GOAL OF THE EXERCISE:
Below is some material; transcribe all of it exactly.

PROVIDED INFORMATION:
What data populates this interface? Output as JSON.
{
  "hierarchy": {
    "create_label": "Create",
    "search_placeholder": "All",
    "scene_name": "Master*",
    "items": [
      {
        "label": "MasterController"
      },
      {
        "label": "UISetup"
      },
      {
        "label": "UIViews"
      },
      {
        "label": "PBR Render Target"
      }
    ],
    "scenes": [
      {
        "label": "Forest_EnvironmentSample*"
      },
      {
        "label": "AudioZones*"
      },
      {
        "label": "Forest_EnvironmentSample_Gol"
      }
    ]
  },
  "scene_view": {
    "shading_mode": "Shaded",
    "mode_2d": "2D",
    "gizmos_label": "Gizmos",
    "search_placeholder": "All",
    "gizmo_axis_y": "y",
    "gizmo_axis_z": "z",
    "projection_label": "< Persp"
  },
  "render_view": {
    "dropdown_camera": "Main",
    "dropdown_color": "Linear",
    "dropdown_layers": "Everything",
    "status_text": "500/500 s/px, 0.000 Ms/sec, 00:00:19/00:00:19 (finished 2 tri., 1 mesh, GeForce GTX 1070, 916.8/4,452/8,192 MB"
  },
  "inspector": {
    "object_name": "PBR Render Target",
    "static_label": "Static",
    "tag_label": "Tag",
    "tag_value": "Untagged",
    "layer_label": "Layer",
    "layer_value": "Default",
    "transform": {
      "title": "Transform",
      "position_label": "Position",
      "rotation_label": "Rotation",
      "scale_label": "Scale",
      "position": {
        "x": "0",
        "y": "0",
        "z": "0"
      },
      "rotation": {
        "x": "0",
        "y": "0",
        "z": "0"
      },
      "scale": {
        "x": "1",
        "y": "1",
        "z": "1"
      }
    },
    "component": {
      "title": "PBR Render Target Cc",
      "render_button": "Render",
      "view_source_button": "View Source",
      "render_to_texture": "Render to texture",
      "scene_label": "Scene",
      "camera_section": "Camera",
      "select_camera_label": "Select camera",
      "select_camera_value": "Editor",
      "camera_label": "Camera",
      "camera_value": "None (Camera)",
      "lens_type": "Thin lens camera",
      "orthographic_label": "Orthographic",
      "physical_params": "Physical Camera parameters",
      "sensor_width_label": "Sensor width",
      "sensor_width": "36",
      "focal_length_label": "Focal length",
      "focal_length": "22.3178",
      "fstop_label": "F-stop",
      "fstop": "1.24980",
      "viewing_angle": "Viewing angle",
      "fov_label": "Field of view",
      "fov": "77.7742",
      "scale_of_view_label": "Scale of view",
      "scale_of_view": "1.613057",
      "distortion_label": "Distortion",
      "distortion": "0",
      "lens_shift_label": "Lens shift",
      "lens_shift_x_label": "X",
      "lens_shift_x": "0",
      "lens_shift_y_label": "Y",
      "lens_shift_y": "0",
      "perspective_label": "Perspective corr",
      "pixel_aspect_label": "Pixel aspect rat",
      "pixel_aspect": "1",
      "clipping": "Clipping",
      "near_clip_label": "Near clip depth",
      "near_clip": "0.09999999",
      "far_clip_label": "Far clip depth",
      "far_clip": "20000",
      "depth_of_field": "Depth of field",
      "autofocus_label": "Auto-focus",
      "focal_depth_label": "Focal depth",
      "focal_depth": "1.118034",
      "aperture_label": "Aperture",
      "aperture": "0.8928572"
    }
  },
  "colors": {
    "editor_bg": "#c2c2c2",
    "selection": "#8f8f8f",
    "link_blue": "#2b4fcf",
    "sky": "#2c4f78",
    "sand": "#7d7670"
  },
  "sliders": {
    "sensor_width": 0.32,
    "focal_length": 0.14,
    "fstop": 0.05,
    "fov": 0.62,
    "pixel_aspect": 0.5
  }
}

ANSWER FOR THE TASK:
What data populates this interface? Output as JSON.
{
  "hierarchy": {
    "create_label": "Create",
    "search_placeholder": "All",
    "scene_name": "Master*",
    "items": [
      {
        "label": "MasterController"
      },
      {
        "label": "UISetup"
      },
      {
        "label": "UIViews"
      },
      {
        "label": "PBR Render Target"
      }
    ],
    "scenes": [
      {
        "label": "Forest_EnvironmentSample*"
      },
      {
        "label": "AudioZones*"
      },
      {
        "label": "Forest_EnvironmentSample_Gol"
      }
    ]
  },
  "scene_view": {
    "shading_mode": "Shaded",
    "mode_2d": "2D",
    "gizmos_label": "Gizmos",
    "search_placeholder": "All",
    "gizmo_axis_y": "y",
    "gizmo_axis_z": "z",
    "projection_label": "< Persp"
  },
  "render_view": {
    "dropdown_camera": "Main",
    "dropdown_color": "Linear",
    "dropdown_layers": "Everything",
    "status_text": "500/500 s/px, 0.000 Ms/sec, 00:00:19/00:00:19 (finished 2 tri., 1 mesh, GeForce GTX 1070, 916.8/4,452/8,192 MB"
  },
  "inspector": {
    "object_name": "PBR Render Target",
    "static_label": "Static",
    "tag_label": "Tag",
    "tag_value": "Untagged",
    "layer_label": "Layer",
    "layer_value": "Default",
    "transform": {
      "title": "Transform",
      "position_label": "Position",
      "rotation_label": "Rotation",
      "scale_label": "Scale",
      "position": {
        "x": "0",
        "y": "0",
        "z": "0"
      },
      "rotation": {
        "x": "0",
        "y": "0",
        "z": "0"
      },
      "scale": {
        "x": "1",
        "y": "1",
        "z": "1"
      }
    },
    "component": {
      "title": "PBR Render Target Cc",
      "render_button": "Render",
      "view_source_button": "View Source",
      "render_to_texture": "Render to texture",
      "scene_label": "Scene",
      "camera_section": "Camera",
      "select_camera_label": "Select camera",
      "select_camera_value": "Editor",
      "camera_label": "Camera",
      "camera_value": "None (Camera)",
      "lens_type": "Thin lens camera",
      "orthographic_label": "Orthographic",
      "physical_params": "Physical Camera parameters",
      "sensor_width_label": "Sensor width",
      "sensor_width": "36",
      "focal_length_label": "Focal length",
      "focal_length": "22.3178",
      "fstop_label": "F-stop",
      "fstop": "1.24980",
      "viewing_angle": "Viewing angle",
      "fov_label": "Field of view",
      "fov": "77.7742",
      "scale_of_view_label": "Scale of view",
      "scale_of_view": "1.613057",
      "distortion_label": "Distortion",
      "distortion": "0",
      "lens_shift_label": "Lens shift",
      "lens_shift_x_label": "X",
      "lens_shift_x": "0",
      "lens_shift_y_label": "Y",
      "lens_shift_y": "0",
      "perspective_label": "Perspective corr",
      "pixel_aspect_label": "Pixel aspect rat",
      "pixel_aspect": "1",
      "clipping": "Clipping",
      "near_clip_label": "Near clip depth",
      "near_clip": "0.09999999",
      "far_clip_label": "Far clip depth",
      "far_clip": "20000",
      "depth_of_field": "Depth of field",
      "autofocus_label": "Auto-focus",
      "focal_depth_label": "Focal depth",
      "focal_depth": "1.118034",
      "aperture_label": "Aperture",
      "aperture": "0.8928572"
    }
  },
  "colors": {
    "editor_bg": "#c2c2c2",
    "selection": "#8f8f8f",
    "link_blue": "#2b4fcf",
    "sky": "#2c4f78",
    "sand": "#7d7670"
  },
  "sliders": {
    "sensor_width": 0.32,
    "focal_length": 0.14,
    "fstop": 0.05,
    "fov": 0.62,
    "pixel_aspect": 0.5
  }
}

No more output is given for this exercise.